Lines holding the word "specialty" are the ones to copy from the data below.

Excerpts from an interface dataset
----------

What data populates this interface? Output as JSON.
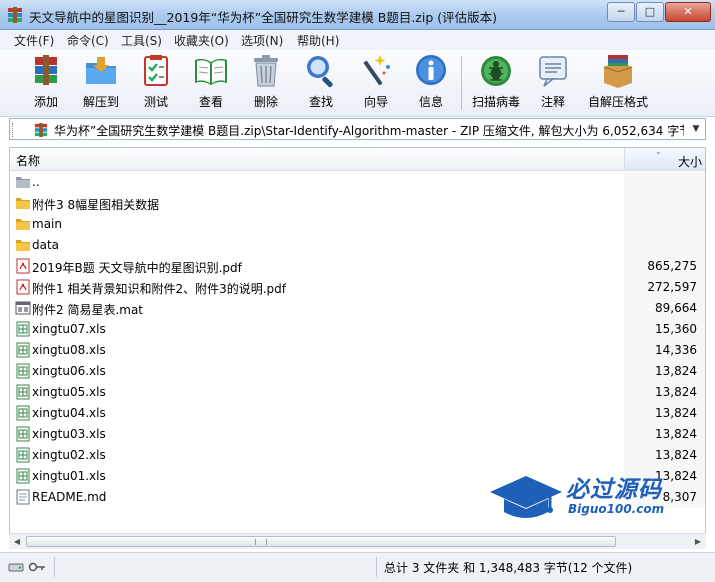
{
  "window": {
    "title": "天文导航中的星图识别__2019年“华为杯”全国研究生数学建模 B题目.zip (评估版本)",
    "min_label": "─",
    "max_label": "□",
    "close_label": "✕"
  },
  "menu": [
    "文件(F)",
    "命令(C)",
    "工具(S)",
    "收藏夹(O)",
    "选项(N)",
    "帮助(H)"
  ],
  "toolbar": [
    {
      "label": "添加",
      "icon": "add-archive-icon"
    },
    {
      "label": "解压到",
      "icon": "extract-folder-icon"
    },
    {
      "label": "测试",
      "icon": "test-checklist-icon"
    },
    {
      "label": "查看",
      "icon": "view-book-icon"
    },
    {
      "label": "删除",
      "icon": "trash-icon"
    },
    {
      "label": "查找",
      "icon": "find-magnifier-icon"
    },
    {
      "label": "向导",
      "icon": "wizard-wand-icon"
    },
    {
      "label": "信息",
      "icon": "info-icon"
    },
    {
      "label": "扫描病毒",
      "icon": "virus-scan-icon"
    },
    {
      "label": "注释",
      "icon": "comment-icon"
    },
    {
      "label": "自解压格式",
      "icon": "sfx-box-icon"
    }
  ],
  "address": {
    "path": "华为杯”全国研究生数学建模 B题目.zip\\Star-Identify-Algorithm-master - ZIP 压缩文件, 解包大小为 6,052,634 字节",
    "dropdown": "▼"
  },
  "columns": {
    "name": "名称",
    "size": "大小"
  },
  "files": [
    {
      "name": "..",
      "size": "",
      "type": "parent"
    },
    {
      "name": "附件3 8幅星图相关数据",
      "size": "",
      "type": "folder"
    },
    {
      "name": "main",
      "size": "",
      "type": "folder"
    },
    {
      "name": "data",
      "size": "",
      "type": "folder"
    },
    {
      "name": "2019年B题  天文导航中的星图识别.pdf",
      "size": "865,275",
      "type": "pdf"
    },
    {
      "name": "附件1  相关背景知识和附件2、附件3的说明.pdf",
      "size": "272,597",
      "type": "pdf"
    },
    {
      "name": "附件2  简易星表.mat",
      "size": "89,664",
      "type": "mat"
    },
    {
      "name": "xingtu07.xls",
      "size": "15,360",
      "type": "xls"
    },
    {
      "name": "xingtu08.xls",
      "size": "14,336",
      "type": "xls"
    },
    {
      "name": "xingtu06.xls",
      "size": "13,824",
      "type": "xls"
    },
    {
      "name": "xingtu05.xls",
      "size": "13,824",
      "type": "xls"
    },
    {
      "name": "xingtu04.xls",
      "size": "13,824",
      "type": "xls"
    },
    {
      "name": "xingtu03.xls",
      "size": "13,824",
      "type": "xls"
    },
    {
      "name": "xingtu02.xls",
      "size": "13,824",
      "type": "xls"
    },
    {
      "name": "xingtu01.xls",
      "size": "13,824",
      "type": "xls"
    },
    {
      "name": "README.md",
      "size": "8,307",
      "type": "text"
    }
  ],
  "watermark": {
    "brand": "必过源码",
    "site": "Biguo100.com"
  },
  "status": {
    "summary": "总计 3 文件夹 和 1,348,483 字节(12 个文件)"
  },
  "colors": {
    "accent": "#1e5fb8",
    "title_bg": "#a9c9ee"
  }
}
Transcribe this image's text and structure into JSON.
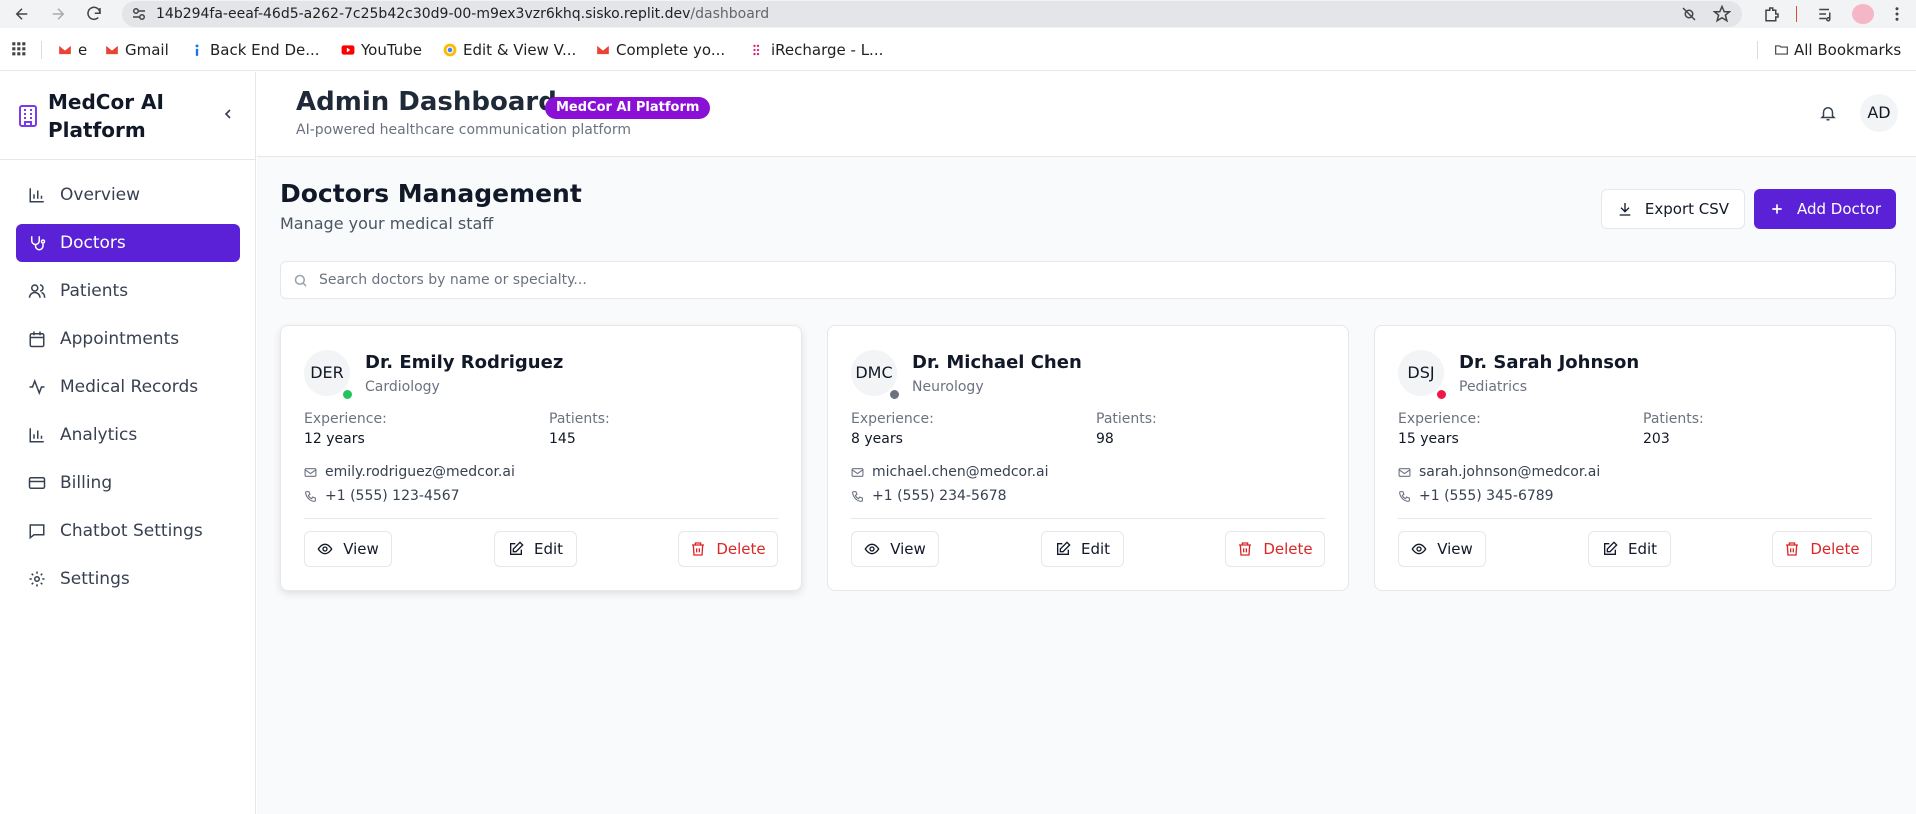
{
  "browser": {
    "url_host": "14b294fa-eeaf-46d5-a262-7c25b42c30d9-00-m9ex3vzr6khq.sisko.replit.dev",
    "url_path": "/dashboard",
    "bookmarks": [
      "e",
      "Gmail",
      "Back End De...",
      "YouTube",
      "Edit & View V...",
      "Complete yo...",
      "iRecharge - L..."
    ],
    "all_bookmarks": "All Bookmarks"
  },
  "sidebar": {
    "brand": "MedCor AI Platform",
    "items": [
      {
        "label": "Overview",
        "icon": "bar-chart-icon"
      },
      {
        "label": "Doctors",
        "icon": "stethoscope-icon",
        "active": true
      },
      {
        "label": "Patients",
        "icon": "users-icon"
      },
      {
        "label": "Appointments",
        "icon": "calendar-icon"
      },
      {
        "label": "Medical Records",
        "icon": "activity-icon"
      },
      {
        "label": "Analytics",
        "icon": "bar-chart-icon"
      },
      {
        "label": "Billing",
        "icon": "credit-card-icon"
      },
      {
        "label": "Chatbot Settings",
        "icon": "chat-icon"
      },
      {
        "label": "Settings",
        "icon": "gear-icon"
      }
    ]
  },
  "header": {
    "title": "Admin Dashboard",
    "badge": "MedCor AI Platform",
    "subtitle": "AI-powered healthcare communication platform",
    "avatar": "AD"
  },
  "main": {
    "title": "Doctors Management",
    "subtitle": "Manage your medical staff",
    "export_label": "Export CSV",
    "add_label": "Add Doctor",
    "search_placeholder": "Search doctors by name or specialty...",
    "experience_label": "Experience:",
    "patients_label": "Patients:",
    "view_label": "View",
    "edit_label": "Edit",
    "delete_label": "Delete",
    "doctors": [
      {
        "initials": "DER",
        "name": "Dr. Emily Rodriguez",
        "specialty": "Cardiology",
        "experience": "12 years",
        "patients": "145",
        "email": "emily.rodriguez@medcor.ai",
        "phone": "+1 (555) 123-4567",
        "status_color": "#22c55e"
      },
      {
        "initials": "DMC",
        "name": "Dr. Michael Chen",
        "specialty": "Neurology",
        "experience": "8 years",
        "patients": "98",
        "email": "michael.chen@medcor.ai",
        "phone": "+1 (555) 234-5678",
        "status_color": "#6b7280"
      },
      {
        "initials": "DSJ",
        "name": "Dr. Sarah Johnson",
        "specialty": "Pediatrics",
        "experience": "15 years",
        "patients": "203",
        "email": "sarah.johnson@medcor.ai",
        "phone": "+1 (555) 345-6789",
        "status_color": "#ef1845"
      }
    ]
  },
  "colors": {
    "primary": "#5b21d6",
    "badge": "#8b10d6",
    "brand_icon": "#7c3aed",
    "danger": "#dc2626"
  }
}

----------

▶ Exercise output:
    "search_placeholder": "Search doctors by name or specialty...",
        "specialty": "Cardiology",
        "specialty": "Neurology",
        "specialty": "Pediatrics",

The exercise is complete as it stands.